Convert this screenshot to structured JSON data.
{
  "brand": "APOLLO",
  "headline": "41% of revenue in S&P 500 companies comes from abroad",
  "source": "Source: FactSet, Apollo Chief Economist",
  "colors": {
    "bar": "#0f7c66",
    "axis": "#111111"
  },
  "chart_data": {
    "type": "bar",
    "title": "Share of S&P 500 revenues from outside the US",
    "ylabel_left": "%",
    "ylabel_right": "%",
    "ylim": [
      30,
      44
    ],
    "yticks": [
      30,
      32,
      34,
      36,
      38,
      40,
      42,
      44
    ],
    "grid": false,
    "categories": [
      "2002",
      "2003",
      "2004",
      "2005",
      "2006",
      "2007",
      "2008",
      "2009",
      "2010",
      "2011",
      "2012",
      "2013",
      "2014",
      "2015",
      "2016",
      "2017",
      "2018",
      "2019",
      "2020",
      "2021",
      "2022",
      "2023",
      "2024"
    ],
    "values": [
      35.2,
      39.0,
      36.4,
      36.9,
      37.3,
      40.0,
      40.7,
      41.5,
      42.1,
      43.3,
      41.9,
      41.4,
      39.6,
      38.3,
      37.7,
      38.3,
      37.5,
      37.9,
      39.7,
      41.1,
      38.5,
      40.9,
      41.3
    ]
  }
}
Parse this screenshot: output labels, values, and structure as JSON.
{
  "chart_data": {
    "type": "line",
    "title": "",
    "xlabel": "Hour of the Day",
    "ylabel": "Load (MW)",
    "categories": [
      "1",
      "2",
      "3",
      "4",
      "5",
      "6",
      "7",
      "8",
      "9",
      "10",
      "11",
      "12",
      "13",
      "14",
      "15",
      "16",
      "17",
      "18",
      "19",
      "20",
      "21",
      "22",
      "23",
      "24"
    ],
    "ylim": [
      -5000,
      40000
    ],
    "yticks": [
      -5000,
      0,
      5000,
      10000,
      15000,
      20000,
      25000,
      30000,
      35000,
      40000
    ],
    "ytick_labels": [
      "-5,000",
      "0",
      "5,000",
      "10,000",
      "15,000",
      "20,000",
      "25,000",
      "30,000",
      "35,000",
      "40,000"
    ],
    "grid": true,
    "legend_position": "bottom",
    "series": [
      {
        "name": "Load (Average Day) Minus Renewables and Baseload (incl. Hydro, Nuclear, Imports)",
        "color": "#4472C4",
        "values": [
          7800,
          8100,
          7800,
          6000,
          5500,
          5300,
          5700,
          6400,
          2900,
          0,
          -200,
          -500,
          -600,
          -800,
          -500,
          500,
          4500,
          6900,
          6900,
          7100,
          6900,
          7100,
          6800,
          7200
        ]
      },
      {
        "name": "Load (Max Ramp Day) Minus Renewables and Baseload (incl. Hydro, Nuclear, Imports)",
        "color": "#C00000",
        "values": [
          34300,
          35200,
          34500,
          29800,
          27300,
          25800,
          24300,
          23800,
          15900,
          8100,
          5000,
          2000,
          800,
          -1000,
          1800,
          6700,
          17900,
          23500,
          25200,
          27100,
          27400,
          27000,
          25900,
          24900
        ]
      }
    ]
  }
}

▬▬▬

__Objective__:
Output the records verbatim, from the first line to the last.

__Completed task__:
Convert this screenshot to structured JSON data.
{
  "brand": "APOLLO",
  "headline": "41% of revenue in S&P 500 companies comes from abroad",
  "source": "Source: FactSet, Apollo Chief Economist",
  "colors": {
    "bar": "#0f7c66",
    "axis": "#111111"
  },
  "chart_data": {
    "type": "bar",
    "title": "Share of S&P 500 revenues from outside the US",
    "ylabel_left": "%",
    "ylabel_right": "%",
    "ylim": [
      30,
      44
    ],
    "yticks": [
      30,
      32,
      34,
      36,
      38,
      40,
      42,
      44
    ],
    "grid": false,
    "categories": [
      "2002",
      "2003",
      "2004",
      "2005",
      "2006",
      "2007",
      "2008",
      "2009",
      "2010",
      "2011",
      "2012",
      "2013",
      "2014",
      "2015",
      "2016",
      "2017",
      "2018",
      "2019",
      "2020",
      "2021",
      "2022",
      "2023",
      "2024"
    ],
    "values": [
      35.2,
      39.0,
      36.4,
      36.9,
      37.3,
      40.0,
      40.7,
      41.5,
      42.1,
      43.3,
      41.9,
      41.4,
      39.6,
      38.3,
      37.7,
      38.3,
      37.5,
      37.9,
      39.7,
      41.1,
      38.5,
      40.9,
      41.3
    ]
  }
}
Parse this screenshot: output labels, values, and structure as JSON.
{
  "chart_data": {
    "type": "line",
    "title": "",
    "xlabel": "Hour of the Day",
    "ylabel": "Load (MW)",
    "categories": [
      "1",
      "2",
      "3",
      "4",
      "5",
      "6",
      "7",
      "8",
      "9",
      "10",
      "11",
      "12",
      "13",
      "14",
      "15",
      "16",
      "17",
      "18",
      "19",
      "20",
      "21",
      "22",
      "23",
      "24"
    ],
    "ylim": [
      -5000,
      40000
    ],
    "yticks": [
      -5000,
      0,
      5000,
      10000,
      15000,
      20000,
      25000,
      30000,
      35000,
      40000
    ],
    "ytick_labels": [
      "-5,000",
      "0",
      "5,000",
      "10,000",
      "15,000",
      "20,000",
      "25,000",
      "30,000",
      "35,000",
      "40,000"
    ],
    "grid": true,
    "legend_position": "bottom",
    "series": [
      {
        "name": "Load (Average Day) Minus Renewables and Baseload (incl. Hydro, Nuclear, Imports)",
        "color": "#4472C4",
        "values": [
          7800,
          8100,
          7800,
          6000,
          5500,
          5300,
          5700,
          6400,
          2900,
          0,
          -200,
          -500,
          -600,
          -800,
          -500,
          500,
          4500,
          6900,
          6900,
          7100,
          6900,
          7100,
          6800,
          7200
        ]
      },
      {
        "name": "Load (Max Ramp Day) Minus Renewables and Baseload (incl. Hydro, Nuclear, Imports)",
        "color": "#C00000",
        "values": [
          34300,
          35200,
          34500,
          29800,
          27300,
          25800,
          24300,
          23800,
          15900,
          8100,
          5000,
          2000,
          800,
          -1000,
          1800,
          6700,
          17900,
          23500,
          25200,
          27100,
          27400,
          27000,
          25900,
          24900
        ]
      }
    ]
  }
}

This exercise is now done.